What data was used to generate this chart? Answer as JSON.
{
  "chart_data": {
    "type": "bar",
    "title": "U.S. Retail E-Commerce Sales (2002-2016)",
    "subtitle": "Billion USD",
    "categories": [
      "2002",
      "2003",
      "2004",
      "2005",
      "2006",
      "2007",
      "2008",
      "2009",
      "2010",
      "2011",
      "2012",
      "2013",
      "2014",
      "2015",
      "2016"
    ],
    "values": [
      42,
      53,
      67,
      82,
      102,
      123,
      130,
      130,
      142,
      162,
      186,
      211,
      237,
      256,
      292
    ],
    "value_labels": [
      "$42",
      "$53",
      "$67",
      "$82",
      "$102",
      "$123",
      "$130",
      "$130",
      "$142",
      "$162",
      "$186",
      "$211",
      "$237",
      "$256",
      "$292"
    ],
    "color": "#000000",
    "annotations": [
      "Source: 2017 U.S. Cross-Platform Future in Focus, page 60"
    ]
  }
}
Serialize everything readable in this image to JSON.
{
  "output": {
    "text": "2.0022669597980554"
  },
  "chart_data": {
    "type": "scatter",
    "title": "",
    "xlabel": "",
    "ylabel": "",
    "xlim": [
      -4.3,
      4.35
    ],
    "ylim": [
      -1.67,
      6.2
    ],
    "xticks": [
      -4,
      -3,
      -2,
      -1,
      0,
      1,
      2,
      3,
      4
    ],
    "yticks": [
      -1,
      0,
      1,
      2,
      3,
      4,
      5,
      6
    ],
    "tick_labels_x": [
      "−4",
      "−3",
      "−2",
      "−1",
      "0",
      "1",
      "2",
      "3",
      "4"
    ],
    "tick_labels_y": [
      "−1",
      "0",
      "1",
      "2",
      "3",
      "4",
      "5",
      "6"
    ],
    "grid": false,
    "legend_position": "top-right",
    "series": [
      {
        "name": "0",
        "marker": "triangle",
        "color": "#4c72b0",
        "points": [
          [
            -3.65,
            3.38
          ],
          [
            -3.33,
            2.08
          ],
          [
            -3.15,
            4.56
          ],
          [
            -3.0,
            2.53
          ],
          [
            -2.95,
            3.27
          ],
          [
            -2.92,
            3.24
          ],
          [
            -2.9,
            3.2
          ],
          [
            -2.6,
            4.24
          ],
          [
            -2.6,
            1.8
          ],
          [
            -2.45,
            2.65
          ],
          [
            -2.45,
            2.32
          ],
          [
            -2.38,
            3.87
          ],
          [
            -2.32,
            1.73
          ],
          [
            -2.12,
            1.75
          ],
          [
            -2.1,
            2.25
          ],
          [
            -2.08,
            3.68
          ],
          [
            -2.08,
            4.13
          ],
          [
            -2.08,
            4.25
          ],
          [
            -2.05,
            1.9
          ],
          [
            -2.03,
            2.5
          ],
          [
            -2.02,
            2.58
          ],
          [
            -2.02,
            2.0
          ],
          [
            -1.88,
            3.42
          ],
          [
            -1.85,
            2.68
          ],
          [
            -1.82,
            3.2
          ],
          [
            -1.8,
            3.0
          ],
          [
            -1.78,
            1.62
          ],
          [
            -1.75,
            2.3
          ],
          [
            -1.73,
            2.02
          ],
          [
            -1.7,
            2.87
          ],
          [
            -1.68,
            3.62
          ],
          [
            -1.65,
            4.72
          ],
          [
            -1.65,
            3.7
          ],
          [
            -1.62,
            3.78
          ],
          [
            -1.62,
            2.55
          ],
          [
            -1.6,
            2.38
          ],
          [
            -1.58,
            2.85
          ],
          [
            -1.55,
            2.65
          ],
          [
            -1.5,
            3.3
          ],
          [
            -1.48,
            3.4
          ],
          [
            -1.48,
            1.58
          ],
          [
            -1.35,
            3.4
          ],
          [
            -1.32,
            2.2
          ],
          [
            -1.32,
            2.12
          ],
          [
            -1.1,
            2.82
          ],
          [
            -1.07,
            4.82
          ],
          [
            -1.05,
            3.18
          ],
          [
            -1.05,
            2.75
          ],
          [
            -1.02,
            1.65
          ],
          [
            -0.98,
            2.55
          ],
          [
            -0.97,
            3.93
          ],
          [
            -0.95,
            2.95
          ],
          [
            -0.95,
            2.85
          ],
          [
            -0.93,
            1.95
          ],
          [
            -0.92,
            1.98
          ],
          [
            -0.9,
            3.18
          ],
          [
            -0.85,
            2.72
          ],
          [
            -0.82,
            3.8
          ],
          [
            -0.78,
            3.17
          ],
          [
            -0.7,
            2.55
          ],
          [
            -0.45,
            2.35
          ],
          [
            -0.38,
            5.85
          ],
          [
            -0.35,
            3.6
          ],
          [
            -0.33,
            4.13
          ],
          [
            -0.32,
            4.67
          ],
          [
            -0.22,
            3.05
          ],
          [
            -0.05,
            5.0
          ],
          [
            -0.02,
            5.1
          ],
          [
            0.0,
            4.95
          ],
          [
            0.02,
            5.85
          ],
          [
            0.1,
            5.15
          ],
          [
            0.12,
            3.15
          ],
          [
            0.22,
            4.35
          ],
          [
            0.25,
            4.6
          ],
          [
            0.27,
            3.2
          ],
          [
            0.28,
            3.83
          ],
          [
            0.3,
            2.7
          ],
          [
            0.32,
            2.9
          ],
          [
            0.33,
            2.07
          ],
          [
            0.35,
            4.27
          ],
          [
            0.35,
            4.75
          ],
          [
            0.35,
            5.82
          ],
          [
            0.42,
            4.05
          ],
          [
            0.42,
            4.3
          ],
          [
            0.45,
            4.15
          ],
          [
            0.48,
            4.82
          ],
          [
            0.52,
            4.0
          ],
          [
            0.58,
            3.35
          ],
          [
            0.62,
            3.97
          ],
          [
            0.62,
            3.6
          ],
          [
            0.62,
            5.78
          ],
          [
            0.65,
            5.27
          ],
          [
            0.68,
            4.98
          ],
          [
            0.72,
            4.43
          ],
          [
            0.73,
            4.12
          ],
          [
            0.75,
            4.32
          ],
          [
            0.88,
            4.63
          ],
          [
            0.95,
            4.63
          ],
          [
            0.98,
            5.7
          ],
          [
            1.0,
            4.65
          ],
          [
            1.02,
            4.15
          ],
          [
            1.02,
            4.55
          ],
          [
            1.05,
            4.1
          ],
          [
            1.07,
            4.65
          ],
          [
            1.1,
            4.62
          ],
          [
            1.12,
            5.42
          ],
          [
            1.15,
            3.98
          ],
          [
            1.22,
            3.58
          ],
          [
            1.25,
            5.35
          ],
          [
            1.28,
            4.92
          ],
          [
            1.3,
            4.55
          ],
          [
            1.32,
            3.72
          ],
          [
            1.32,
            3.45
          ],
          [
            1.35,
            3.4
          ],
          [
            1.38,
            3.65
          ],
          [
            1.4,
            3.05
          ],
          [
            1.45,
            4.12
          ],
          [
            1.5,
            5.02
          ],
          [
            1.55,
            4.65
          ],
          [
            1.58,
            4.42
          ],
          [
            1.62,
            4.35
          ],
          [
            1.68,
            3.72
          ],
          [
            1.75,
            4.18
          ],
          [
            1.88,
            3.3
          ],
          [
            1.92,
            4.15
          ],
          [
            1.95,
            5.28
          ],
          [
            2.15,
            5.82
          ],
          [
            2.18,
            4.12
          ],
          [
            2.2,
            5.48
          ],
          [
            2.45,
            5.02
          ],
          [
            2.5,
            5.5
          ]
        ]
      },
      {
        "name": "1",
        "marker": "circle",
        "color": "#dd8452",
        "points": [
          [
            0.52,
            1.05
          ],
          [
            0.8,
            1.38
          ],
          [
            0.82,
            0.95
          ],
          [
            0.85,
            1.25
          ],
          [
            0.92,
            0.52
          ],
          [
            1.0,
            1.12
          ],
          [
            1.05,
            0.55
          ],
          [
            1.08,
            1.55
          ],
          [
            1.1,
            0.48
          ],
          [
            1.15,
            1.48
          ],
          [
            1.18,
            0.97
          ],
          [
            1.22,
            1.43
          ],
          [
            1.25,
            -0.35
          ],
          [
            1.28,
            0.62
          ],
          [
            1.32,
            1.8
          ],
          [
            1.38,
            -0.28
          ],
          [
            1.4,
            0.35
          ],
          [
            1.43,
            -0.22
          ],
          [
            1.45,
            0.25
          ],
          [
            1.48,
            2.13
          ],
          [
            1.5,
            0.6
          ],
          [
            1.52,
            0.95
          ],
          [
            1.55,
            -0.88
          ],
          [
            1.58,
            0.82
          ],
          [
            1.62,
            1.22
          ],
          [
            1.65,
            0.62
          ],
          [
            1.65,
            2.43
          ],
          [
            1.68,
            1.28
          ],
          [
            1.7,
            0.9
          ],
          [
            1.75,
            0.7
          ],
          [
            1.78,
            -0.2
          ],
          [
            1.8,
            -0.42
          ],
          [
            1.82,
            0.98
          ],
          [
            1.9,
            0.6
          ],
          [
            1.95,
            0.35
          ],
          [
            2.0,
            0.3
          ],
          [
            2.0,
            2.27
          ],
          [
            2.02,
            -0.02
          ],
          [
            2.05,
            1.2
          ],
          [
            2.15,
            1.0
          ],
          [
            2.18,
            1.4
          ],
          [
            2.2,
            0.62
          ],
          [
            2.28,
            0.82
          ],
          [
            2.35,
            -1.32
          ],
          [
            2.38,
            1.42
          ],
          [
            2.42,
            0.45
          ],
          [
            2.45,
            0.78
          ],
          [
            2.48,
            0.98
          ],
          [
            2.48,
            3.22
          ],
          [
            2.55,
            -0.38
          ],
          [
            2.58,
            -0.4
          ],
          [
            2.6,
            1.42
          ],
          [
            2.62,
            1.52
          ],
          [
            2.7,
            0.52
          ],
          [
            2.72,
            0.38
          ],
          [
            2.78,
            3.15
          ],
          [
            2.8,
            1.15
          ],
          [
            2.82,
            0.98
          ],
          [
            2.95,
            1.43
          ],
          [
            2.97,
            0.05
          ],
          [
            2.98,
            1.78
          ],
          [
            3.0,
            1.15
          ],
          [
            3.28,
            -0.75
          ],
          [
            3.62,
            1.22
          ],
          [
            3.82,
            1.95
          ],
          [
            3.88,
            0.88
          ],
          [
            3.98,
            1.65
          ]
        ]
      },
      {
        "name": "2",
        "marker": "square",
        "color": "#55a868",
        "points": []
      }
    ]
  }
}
^^^^
What is expected
Search the data for "color". Copy every matching line.

Written solution
    "color": "#000000",
        "color": "#4c72b0",
        "color": "#dd8452",
        "color": "#55a868",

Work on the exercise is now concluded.